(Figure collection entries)

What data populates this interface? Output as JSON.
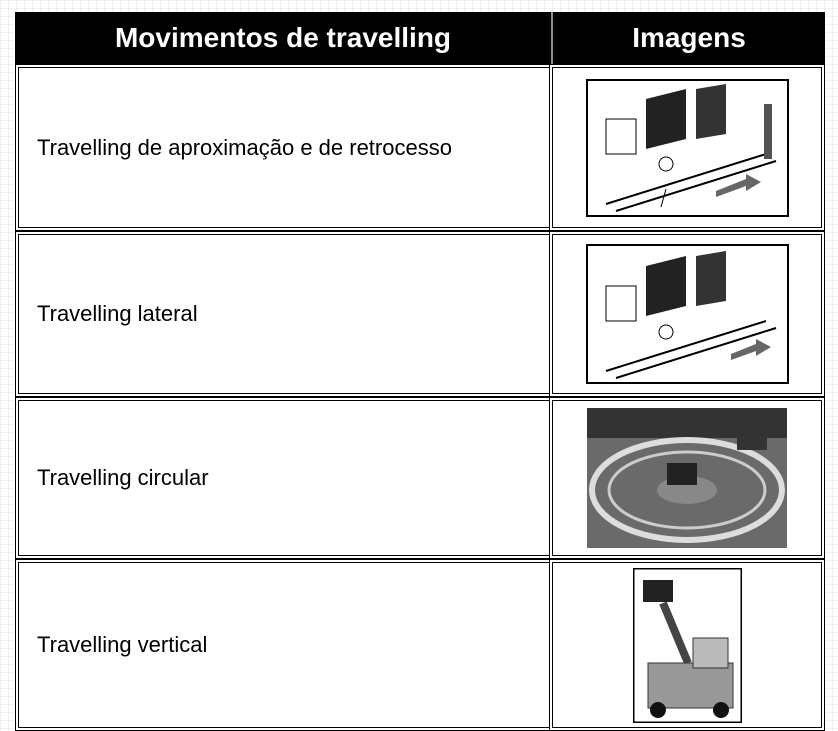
{
  "table": {
    "header": [
      "Movimentos de travelling",
      "Imagens"
    ],
    "rows": [
      [
        "Travelling de aproximação e de retrocesso"
      ],
      [
        "Travelling lateral"
      ],
      [
        "Travelling circular"
      ],
      [
        "Travelling vertical"
      ]
    ]
  }
}
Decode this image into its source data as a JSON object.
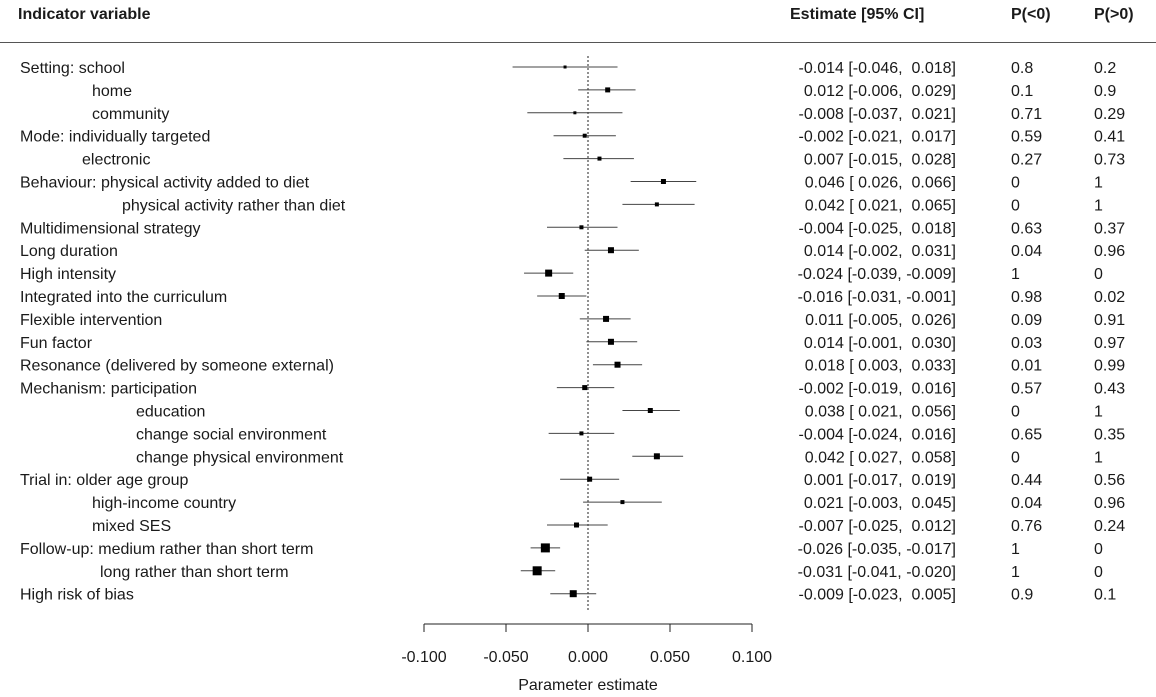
{
  "headers": {
    "indicator": "Indicator variable",
    "estimate": "Estimate [95% CI]",
    "p_lt0": "P(<0)",
    "p_gt0": "P(>0)"
  },
  "colors": {
    "text": "#1a1a1a",
    "ci_line": "#444444",
    "marker": "#000000",
    "axis": "#222222"
  },
  "chart_data": {
    "type": "forest",
    "xlabel": "Parameter estimate",
    "xlim": [
      -0.1,
      0.1
    ],
    "xticks": [
      "-0.100",
      "-0.050",
      "0.000",
      "0.050",
      "0.100"
    ],
    "reference_line": 0,
    "rows": [
      {
        "label": "Setting: school",
        "indent": 0,
        "est": -0.014,
        "lo": -0.046,
        "hi": 0.018,
        "est_text": "-0.014 [-0.046,  0.018]",
        "p_lt0": "0.8",
        "p_gt0": "0.2",
        "size": 3
      },
      {
        "label": "home",
        "indent": 1,
        "est": 0.012,
        "lo": -0.006,
        "hi": 0.029,
        "est_text": "0.012 [-0.006,  0.029]",
        "p_lt0": "0.1",
        "p_gt0": "0.9",
        "size": 5
      },
      {
        "label": "community",
        "indent": 1,
        "est": -0.008,
        "lo": -0.037,
        "hi": 0.021,
        "est_text": "-0.008 [-0.037,  0.021]",
        "p_lt0": "0.71",
        "p_gt0": "0.29",
        "size": 3
      },
      {
        "label": "Mode: individually targeted",
        "indent": 0,
        "est": -0.002,
        "lo": -0.021,
        "hi": 0.017,
        "est_text": "-0.002 [-0.021,  0.017]",
        "p_lt0": "0.59",
        "p_gt0": "0.41",
        "size": 4
      },
      {
        "label": "electronic",
        "indent": 2,
        "est": 0.007,
        "lo": -0.015,
        "hi": 0.028,
        "est_text": "0.007 [-0.015,  0.028]",
        "p_lt0": "0.27",
        "p_gt0": "0.73",
        "size": 4
      },
      {
        "label": "Behaviour: physical activity added to diet",
        "indent": 0,
        "est": 0.046,
        "lo": 0.026,
        "hi": 0.066,
        "est_text": "0.046 [ 0.026,  0.066]",
        "p_lt0": "0",
        "p_gt0": "1",
        "size": 5
      },
      {
        "label": "physical activity rather than diet",
        "indent": 3,
        "est": 0.042,
        "lo": 0.021,
        "hi": 0.065,
        "est_text": "0.042 [ 0.021,  0.065]",
        "p_lt0": "0",
        "p_gt0": "1",
        "size": 4
      },
      {
        "label": "Multidimensional strategy",
        "indent": 0,
        "est": -0.004,
        "lo": -0.025,
        "hi": 0.018,
        "est_text": "-0.004 [-0.025,  0.018]",
        "p_lt0": "0.63",
        "p_gt0": "0.37",
        "size": 4
      },
      {
        "label": "Long duration",
        "indent": 0,
        "est": 0.014,
        "lo": -0.002,
        "hi": 0.031,
        "est_text": "0.014 [-0.002,  0.031]",
        "p_lt0": "0.04",
        "p_gt0": "0.96",
        "size": 6
      },
      {
        "label": "High intensity",
        "indent": 0,
        "est": -0.024,
        "lo": -0.039,
        "hi": -0.009,
        "est_text": "-0.024 [-0.039, -0.009]",
        "p_lt0": "1",
        "p_gt0": "0",
        "size": 7
      },
      {
        "label": "Integrated into the curriculum",
        "indent": 0,
        "est": -0.016,
        "lo": -0.031,
        "hi": -0.001,
        "est_text": "-0.016 [-0.031, -0.001]",
        "p_lt0": "0.98",
        "p_gt0": "0.02",
        "size": 6
      },
      {
        "label": "Flexible intervention",
        "indent": 0,
        "est": 0.011,
        "lo": -0.005,
        "hi": 0.026,
        "est_text": "0.011 [-0.005,  0.026]",
        "p_lt0": "0.09",
        "p_gt0": "0.91",
        "size": 6
      },
      {
        "label": "Fun factor",
        "indent": 0,
        "est": 0.014,
        "lo": -0.001,
        "hi": 0.03,
        "est_text": "0.014 [-0.001,  0.030]",
        "p_lt0": "0.03",
        "p_gt0": "0.97",
        "size": 6
      },
      {
        "label": "Resonance (delivered by someone external)",
        "indent": 0,
        "est": 0.018,
        "lo": 0.003,
        "hi": 0.033,
        "est_text": "0.018 [ 0.003,  0.033]",
        "p_lt0": "0.01",
        "p_gt0": "0.99",
        "size": 6
      },
      {
        "label": "Mechanism: participation",
        "indent": 0,
        "est": -0.002,
        "lo": -0.019,
        "hi": 0.016,
        "est_text": "-0.002 [-0.019,  0.016]",
        "p_lt0": "0.57",
        "p_gt0": "0.43",
        "size": 5
      },
      {
        "label": "education",
        "indent": 4,
        "est": 0.038,
        "lo": 0.021,
        "hi": 0.056,
        "est_text": "0.038 [ 0.021,  0.056]",
        "p_lt0": "0",
        "p_gt0": "1",
        "size": 5
      },
      {
        "label": "change social environment",
        "indent": 4,
        "est": -0.004,
        "lo": -0.024,
        "hi": 0.016,
        "est_text": "-0.004 [-0.024,  0.016]",
        "p_lt0": "0.65",
        "p_gt0": "0.35",
        "size": 4
      },
      {
        "label": "change physical environment",
        "indent": 4,
        "est": 0.042,
        "lo": 0.027,
        "hi": 0.058,
        "est_text": "0.042 [ 0.027,  0.058]",
        "p_lt0": "0",
        "p_gt0": "1",
        "size": 6
      },
      {
        "label": "Trial in: older age group",
        "indent": 0,
        "est": 0.001,
        "lo": -0.017,
        "hi": 0.019,
        "est_text": "0.001 [-0.017,  0.019]",
        "p_lt0": "0.44",
        "p_gt0": "0.56",
        "size": 5
      },
      {
        "label": "high-income country",
        "indent": 5,
        "est": 0.021,
        "lo": -0.003,
        "hi": 0.045,
        "est_text": "0.021 [-0.003,  0.045]",
        "p_lt0": "0.04",
        "p_gt0": "0.96",
        "size": 4
      },
      {
        "label": "mixed SES",
        "indent": 5,
        "est": -0.007,
        "lo": -0.025,
        "hi": 0.012,
        "est_text": "-0.007 [-0.025,  0.012]",
        "p_lt0": "0.76",
        "p_gt0": "0.24",
        "size": 5
      },
      {
        "label": "Follow-up: medium rather than short term",
        "indent": 0,
        "est": -0.026,
        "lo": -0.035,
        "hi": -0.017,
        "est_text": "-0.026 [-0.035, -0.017]",
        "p_lt0": "1",
        "p_gt0": "0",
        "size": 9
      },
      {
        "label": "long rather than short term",
        "indent": 6,
        "est": -0.031,
        "lo": -0.041,
        "hi": -0.02,
        "est_text": "-0.031 [-0.041, -0.020]",
        "p_lt0": "1",
        "p_gt0": "0",
        "size": 9
      },
      {
        "label": "High risk of bias",
        "indent": 0,
        "est": -0.009,
        "lo": -0.023,
        "hi": 0.005,
        "est_text": "-0.009 [-0.023,  0.005]",
        "p_lt0": "0.9",
        "p_gt0": "0.1",
        "size": 7
      }
    ]
  }
}
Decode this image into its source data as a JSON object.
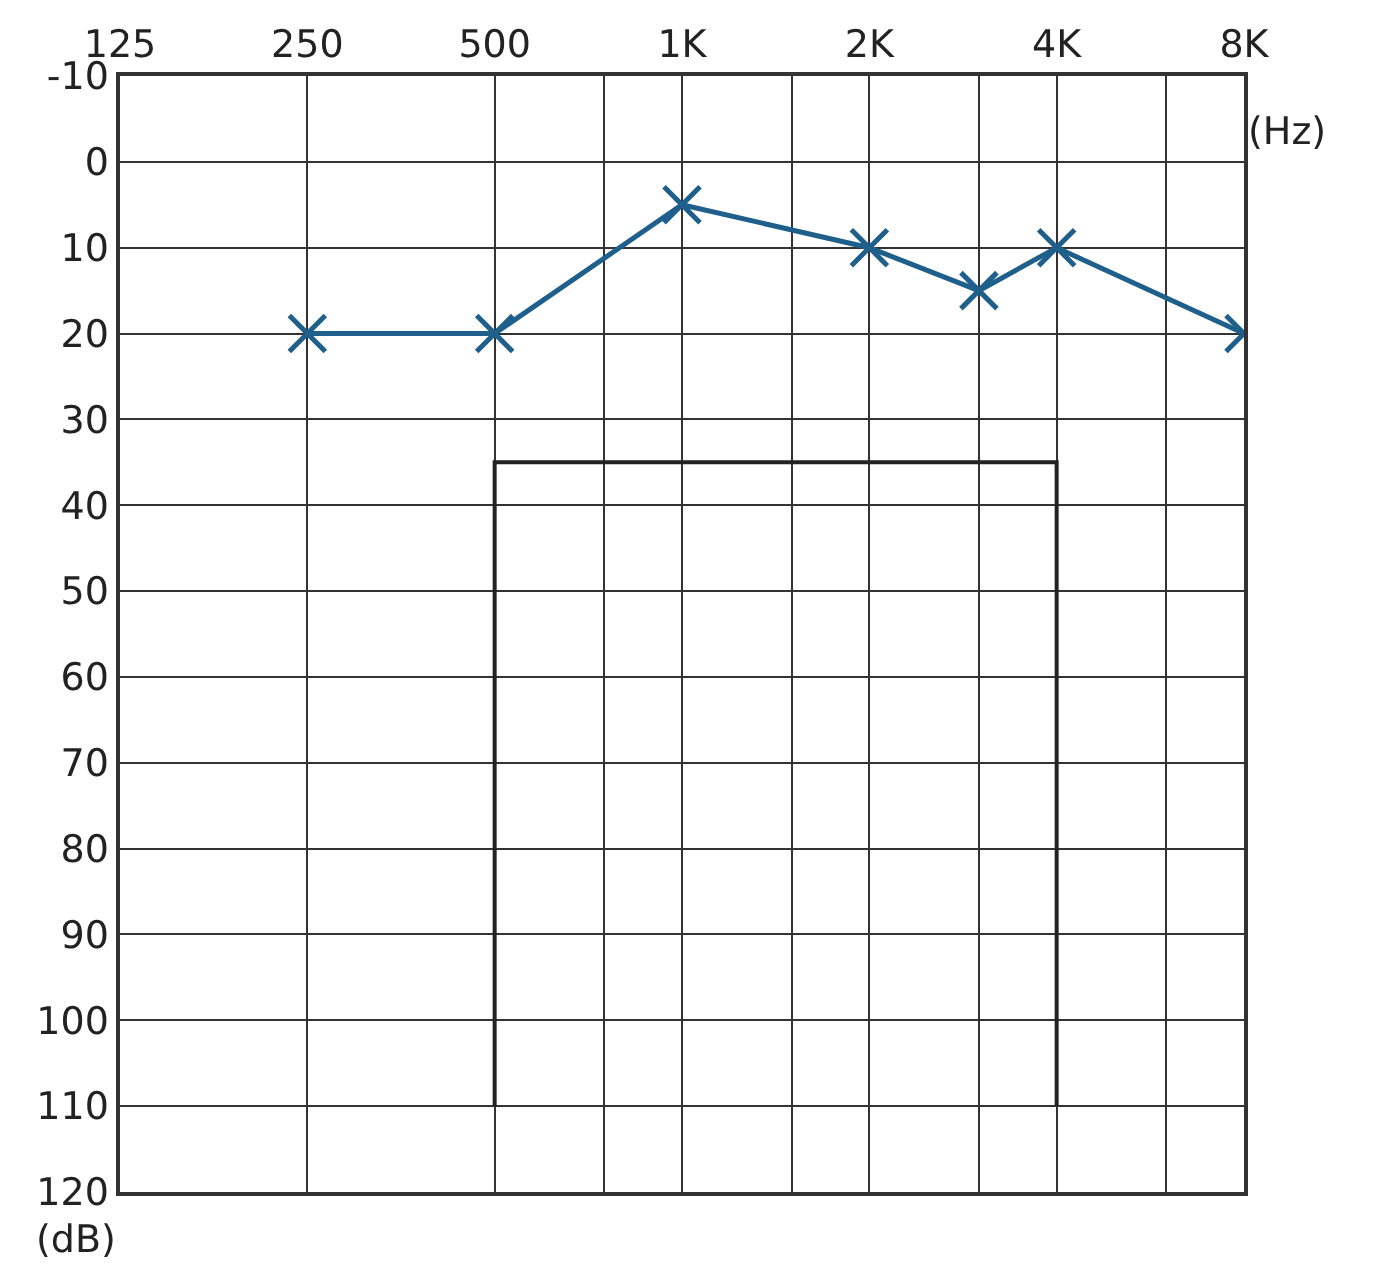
{
  "chart_data": {
    "type": "line",
    "xlabel": "(Hz)",
    "ylabel": "(dB)",
    "log": "x",
    "xlim": [
      125,
      8000
    ],
    "xticks": [
      125,
      250,
      500,
      {
        "value": 750,
        "label": null
      },
      {
        "value": 1000,
        "label": "1K"
      },
      {
        "value": 1500,
        "label": null
      },
      {
        "value": 2000,
        "label": "2K"
      },
      {
        "value": 3000,
        "label": null
      },
      {
        "value": 4000,
        "label": "4K"
      },
      {
        "value": 6000,
        "label": null
      },
      {
        "value": 8000,
        "label": "8K"
      }
    ],
    "ylim": [
      120,
      -10
    ],
    "yticks": [
      -10,
      0,
      10,
      20,
      30,
      40,
      50,
      60,
      70,
      80,
      90,
      100,
      110,
      120
    ],
    "grid": true,
    "series": [
      {
        "color": "#1f5f8b",
        "marker": "cross",
        "line_style": "solid",
        "x": [
          250,
          500,
          1000,
          2000,
          3000,
          4000,
          8000
        ],
        "values": [
          20,
          20,
          5,
          10,
          15,
          10,
          20
        ]
      },
      {
        "color": "#222222",
        "marker": "none",
        "line_style": "solid",
        "x": [
          500,
          500,
          4000,
          4000
        ],
        "values": [
          110,
          35,
          35,
          110
        ]
      }
    ]
  }
}
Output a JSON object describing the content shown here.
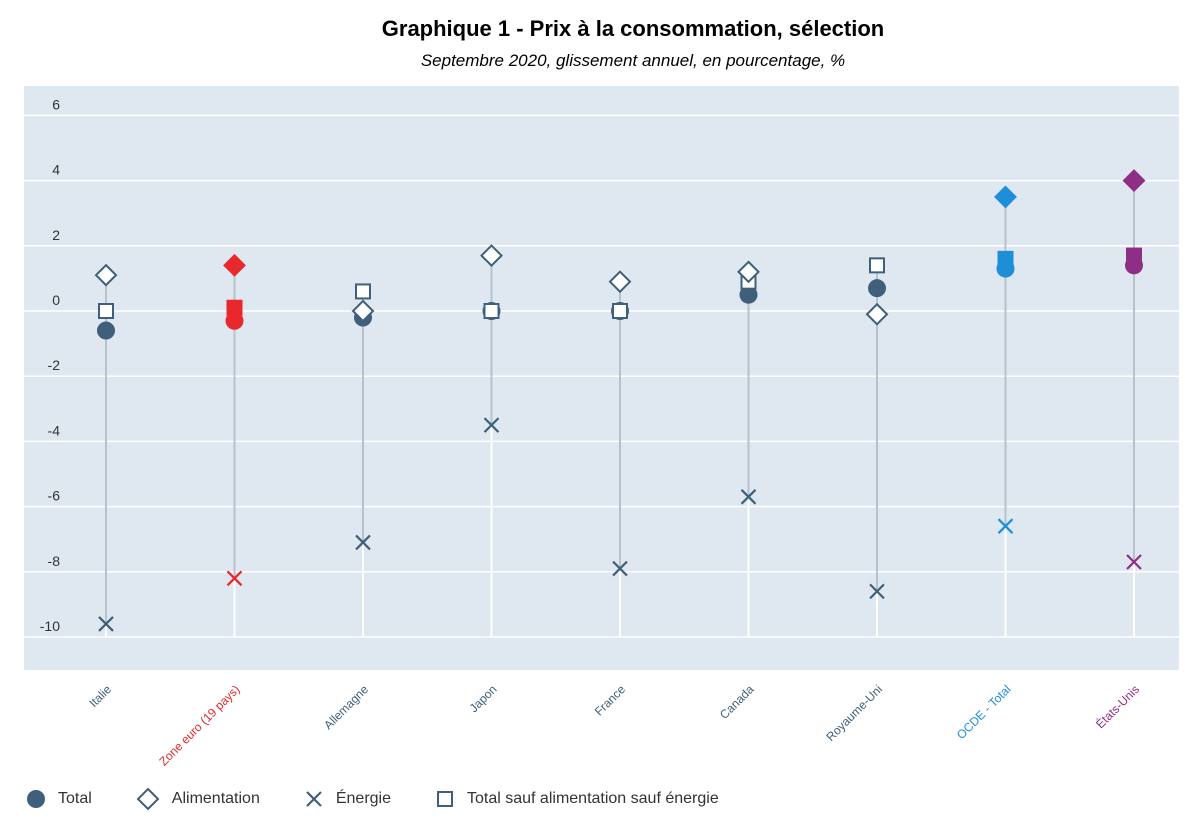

● **The exercise**:
Go through the listing above and locate each line that holds the word "estimate". Copy those lines.

● **Full output**:
    "estimate": "Estimate [95% CI]",
    "xlabel": "Parameter estimate",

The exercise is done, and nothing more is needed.